__Task prompt__
Beginning with the line in which "Extract the structured" appears, transcribe each line word for word until the records end. Do not include pictures.

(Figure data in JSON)
◇ ◇ ◇

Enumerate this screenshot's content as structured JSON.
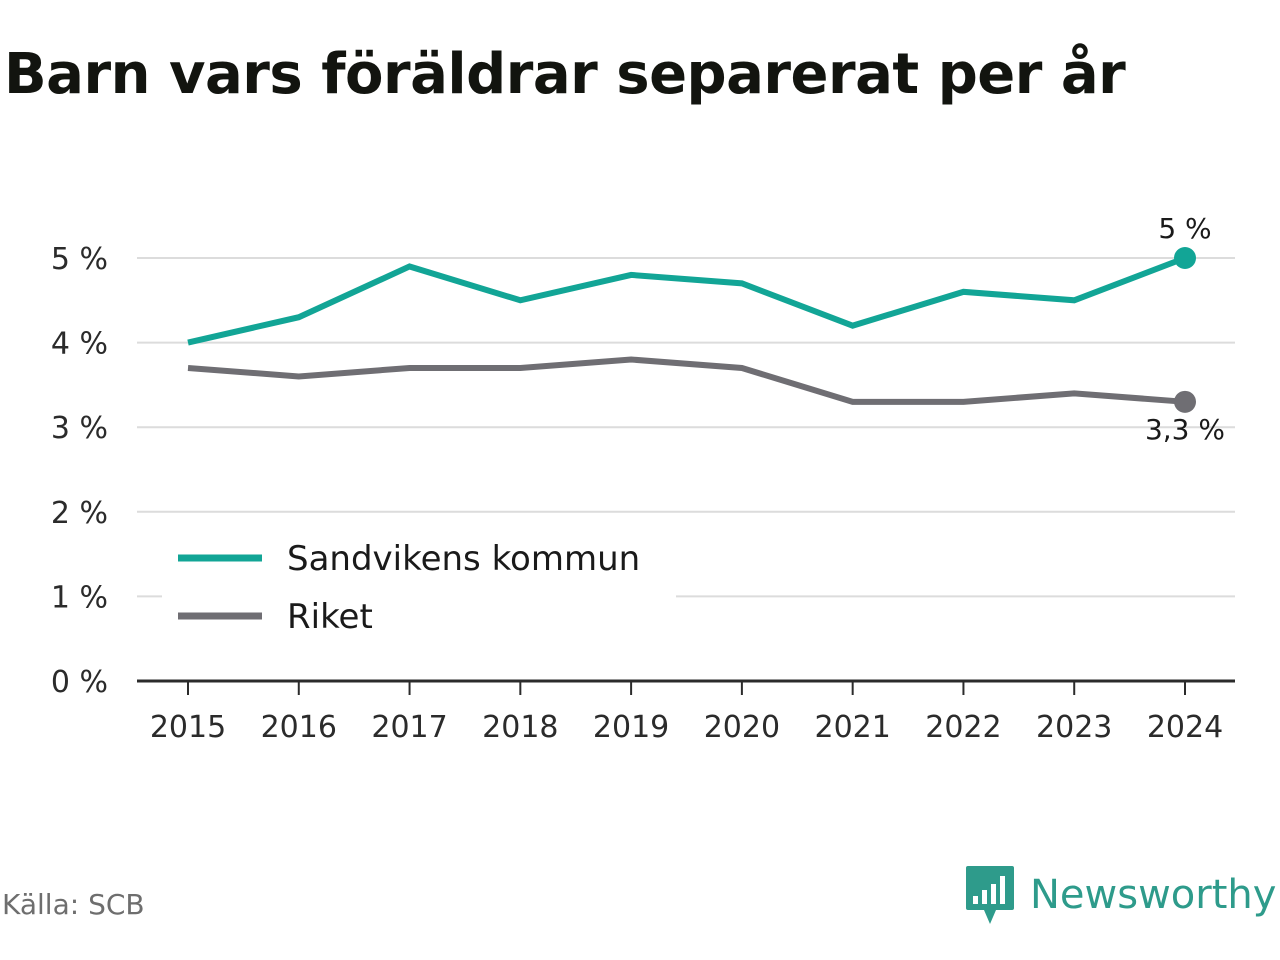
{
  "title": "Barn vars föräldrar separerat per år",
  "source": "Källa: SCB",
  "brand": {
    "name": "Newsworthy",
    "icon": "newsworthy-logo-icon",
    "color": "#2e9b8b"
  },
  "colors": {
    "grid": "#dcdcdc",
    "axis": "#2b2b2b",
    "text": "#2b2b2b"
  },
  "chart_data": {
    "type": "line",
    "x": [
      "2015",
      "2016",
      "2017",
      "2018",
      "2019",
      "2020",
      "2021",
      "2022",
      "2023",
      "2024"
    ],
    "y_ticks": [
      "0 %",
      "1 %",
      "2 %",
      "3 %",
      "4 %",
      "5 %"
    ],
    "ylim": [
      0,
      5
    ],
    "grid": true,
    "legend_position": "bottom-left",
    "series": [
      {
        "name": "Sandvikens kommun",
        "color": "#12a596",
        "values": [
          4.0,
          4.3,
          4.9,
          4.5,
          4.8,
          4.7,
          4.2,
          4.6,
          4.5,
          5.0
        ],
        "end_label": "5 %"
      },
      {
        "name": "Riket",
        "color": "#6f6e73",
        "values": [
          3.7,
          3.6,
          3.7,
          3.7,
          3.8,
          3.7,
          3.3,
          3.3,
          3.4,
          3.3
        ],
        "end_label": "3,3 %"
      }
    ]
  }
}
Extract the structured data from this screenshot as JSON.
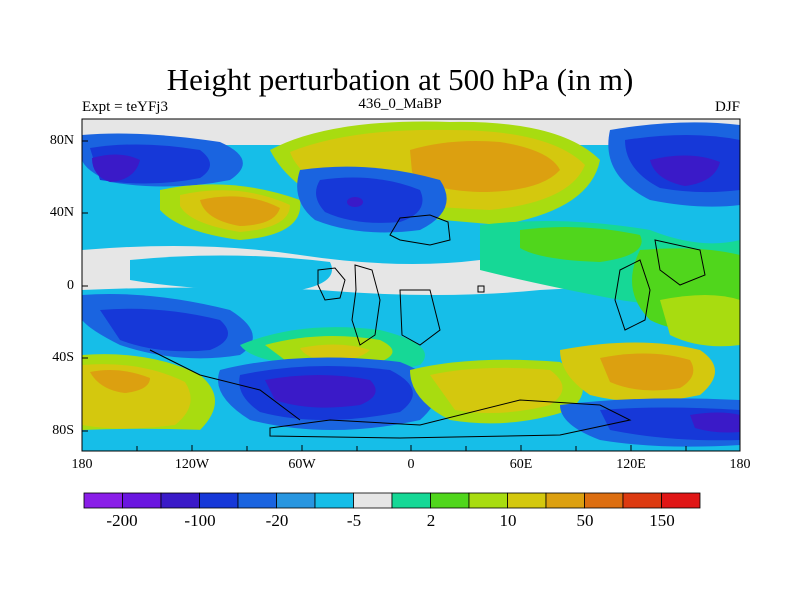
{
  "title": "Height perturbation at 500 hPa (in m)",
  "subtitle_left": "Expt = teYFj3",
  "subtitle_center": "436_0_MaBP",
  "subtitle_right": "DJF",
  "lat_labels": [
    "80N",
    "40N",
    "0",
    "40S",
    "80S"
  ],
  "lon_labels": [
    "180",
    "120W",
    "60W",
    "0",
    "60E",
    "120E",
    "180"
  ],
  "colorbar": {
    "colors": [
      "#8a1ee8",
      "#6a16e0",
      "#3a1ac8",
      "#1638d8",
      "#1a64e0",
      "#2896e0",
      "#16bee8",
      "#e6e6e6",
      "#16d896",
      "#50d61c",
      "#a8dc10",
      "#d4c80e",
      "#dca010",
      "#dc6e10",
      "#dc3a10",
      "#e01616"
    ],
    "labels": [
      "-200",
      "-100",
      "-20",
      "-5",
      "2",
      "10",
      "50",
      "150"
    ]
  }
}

◇ ◇ ◇

__Exercise solution__
Extract the structured data from this screenshot as JSON.
{
  "title": "Height perturbation at 500 hPa (in m)",
  "subtitle_left": "Expt = teYFj3",
  "subtitle_center": "436_0_MaBP",
  "subtitle_right": "DJF",
  "lat_labels": [
    "80N",
    "40N",
    "0",
    "40S",
    "80S"
  ],
  "lon_labels": [
    "180",
    "120W",
    "60W",
    "0",
    "60E",
    "120E",
    "180"
  ],
  "colorbar": {
    "colors": [
      "#8a1ee8",
      "#6a16e0",
      "#3a1ac8",
      "#1638d8",
      "#1a64e0",
      "#2896e0",
      "#16bee8",
      "#e6e6e6",
      "#16d896",
      "#50d61c",
      "#a8dc10",
      "#d4c80e",
      "#dca010",
      "#dc6e10",
      "#dc3a10",
      "#e01616"
    ],
    "labels": [
      "-200",
      "-100",
      "-20",
      "-5",
      "2",
      "10",
      "50",
      "150"
    ]
  }
}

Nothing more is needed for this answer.